*What is asked*
Report back each line of the records that contains the string "large".

Data entries
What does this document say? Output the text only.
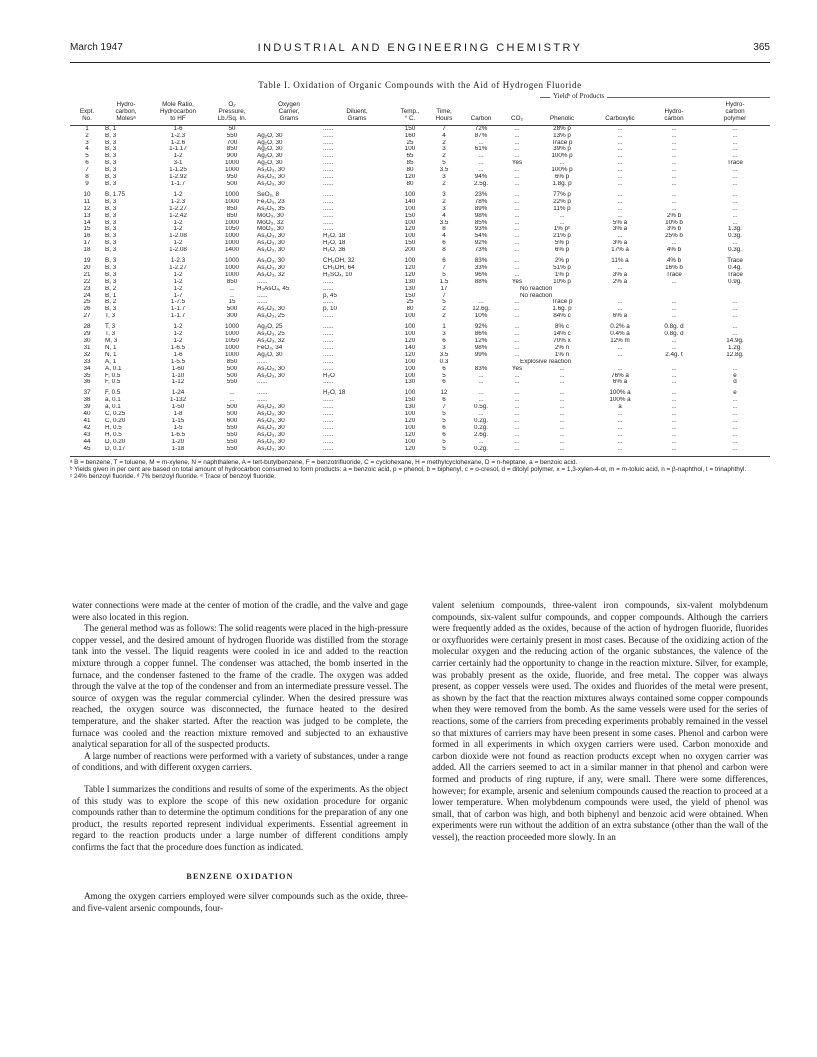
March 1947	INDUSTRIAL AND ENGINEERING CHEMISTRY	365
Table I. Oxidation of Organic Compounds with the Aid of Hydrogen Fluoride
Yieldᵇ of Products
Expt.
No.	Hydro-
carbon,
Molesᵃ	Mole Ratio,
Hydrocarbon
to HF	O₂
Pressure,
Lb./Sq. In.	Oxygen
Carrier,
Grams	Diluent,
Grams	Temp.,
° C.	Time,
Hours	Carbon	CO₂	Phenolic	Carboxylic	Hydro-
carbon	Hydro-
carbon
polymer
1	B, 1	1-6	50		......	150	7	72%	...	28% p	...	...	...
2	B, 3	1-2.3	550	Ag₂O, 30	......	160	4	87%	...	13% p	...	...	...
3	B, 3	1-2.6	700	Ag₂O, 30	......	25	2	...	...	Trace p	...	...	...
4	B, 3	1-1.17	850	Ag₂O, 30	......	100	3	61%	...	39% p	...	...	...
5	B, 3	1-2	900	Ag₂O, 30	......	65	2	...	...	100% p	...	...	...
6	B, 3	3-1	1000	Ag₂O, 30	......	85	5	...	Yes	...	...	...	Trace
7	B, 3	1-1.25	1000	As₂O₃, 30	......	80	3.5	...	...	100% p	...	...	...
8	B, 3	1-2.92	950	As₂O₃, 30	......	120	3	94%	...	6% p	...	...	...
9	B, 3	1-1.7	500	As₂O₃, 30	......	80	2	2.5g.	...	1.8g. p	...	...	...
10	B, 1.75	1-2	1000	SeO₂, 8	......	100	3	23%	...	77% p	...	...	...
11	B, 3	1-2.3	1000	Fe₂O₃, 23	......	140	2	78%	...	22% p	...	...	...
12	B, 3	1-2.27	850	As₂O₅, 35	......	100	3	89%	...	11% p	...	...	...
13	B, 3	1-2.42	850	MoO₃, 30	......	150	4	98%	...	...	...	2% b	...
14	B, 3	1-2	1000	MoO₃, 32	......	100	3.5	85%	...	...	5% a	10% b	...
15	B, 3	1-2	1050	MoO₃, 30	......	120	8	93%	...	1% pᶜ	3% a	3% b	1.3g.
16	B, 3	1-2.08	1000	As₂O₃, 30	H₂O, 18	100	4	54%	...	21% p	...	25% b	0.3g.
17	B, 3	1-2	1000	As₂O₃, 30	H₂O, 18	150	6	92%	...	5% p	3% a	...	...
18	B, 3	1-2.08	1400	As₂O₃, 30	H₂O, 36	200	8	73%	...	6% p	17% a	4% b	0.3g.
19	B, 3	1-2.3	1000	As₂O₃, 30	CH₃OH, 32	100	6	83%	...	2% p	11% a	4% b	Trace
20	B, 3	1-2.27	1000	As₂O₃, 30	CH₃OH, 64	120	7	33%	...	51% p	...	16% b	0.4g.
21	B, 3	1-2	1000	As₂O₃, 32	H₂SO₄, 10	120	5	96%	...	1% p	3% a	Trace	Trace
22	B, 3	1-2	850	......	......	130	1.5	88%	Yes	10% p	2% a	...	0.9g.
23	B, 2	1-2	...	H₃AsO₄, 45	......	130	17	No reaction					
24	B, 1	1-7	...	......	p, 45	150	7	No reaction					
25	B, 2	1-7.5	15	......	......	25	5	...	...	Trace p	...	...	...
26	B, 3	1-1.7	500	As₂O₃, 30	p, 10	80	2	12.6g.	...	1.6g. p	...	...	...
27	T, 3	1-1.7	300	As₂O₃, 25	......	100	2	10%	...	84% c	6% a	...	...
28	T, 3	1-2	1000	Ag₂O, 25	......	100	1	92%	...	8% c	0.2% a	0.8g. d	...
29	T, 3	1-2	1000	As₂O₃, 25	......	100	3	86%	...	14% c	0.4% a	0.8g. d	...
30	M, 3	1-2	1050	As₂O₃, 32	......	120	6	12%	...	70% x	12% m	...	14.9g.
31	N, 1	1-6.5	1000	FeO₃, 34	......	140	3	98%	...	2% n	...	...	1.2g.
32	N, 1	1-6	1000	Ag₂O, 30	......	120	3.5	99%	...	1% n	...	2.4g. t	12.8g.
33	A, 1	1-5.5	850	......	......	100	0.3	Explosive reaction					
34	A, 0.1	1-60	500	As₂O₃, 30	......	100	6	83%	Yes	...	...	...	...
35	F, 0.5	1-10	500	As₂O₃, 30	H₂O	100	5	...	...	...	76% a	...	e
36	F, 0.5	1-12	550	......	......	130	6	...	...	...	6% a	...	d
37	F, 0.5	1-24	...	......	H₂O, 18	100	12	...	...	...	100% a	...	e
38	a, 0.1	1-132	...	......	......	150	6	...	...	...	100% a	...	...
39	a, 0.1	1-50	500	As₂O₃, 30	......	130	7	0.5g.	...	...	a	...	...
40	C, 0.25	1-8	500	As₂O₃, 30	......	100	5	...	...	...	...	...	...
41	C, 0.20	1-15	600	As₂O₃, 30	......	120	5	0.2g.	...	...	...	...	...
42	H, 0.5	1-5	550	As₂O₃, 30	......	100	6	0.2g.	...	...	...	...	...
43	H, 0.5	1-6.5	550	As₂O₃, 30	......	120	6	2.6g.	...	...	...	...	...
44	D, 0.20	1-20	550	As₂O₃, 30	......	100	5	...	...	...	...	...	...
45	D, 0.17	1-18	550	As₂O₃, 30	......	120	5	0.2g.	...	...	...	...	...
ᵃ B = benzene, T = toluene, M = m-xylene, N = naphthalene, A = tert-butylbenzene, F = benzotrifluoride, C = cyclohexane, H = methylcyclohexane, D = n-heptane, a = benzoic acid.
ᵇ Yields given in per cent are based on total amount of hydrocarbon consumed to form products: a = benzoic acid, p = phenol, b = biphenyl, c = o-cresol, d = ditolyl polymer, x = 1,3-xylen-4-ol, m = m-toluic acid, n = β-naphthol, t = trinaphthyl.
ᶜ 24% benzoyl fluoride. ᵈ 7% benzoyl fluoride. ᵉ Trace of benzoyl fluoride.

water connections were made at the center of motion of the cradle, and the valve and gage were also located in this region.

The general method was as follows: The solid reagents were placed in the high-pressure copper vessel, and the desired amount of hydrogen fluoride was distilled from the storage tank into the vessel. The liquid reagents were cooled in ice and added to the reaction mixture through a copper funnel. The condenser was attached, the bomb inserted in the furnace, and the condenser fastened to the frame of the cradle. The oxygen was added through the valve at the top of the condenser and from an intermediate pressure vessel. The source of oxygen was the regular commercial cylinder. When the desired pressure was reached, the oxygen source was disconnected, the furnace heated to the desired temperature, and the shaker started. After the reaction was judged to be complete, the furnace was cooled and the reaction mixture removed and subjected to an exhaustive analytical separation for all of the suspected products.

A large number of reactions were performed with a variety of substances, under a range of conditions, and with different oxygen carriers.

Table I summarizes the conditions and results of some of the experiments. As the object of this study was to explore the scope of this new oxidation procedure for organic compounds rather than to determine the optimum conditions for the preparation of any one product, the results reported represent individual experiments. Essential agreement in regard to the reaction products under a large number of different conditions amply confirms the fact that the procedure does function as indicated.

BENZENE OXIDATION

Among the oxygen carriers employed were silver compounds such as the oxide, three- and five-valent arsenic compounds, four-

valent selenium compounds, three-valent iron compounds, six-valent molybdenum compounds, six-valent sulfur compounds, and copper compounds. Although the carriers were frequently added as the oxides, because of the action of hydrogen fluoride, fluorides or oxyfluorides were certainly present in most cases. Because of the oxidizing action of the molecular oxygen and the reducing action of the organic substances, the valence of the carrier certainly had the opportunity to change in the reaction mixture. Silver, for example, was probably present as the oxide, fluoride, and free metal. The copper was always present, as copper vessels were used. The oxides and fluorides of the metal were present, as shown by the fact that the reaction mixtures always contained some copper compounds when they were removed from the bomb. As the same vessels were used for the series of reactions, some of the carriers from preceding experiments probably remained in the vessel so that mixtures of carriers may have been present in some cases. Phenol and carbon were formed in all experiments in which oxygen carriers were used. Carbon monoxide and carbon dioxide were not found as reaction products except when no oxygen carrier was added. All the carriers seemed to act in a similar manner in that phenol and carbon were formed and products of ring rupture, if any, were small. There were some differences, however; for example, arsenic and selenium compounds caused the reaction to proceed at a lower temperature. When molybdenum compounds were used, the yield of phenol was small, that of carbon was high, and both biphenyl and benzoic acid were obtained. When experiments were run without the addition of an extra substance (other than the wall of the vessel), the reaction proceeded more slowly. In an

*Worked answer*
A large number of reactions were performed with a variety of substances, under a range of conditions, and with different oxygen carriers.
Table I summarizes the conditions and results of some of the experiments. As the object of this study was to explore the scope of this new oxidation procedure for organic compounds rather than to determine the optimum conditions for the preparation of any one product, the results reported represent individual experiments. Essential agreement in regard to the reaction products under a large number of different conditions amply confirms the fact that the procedure does function as indicated.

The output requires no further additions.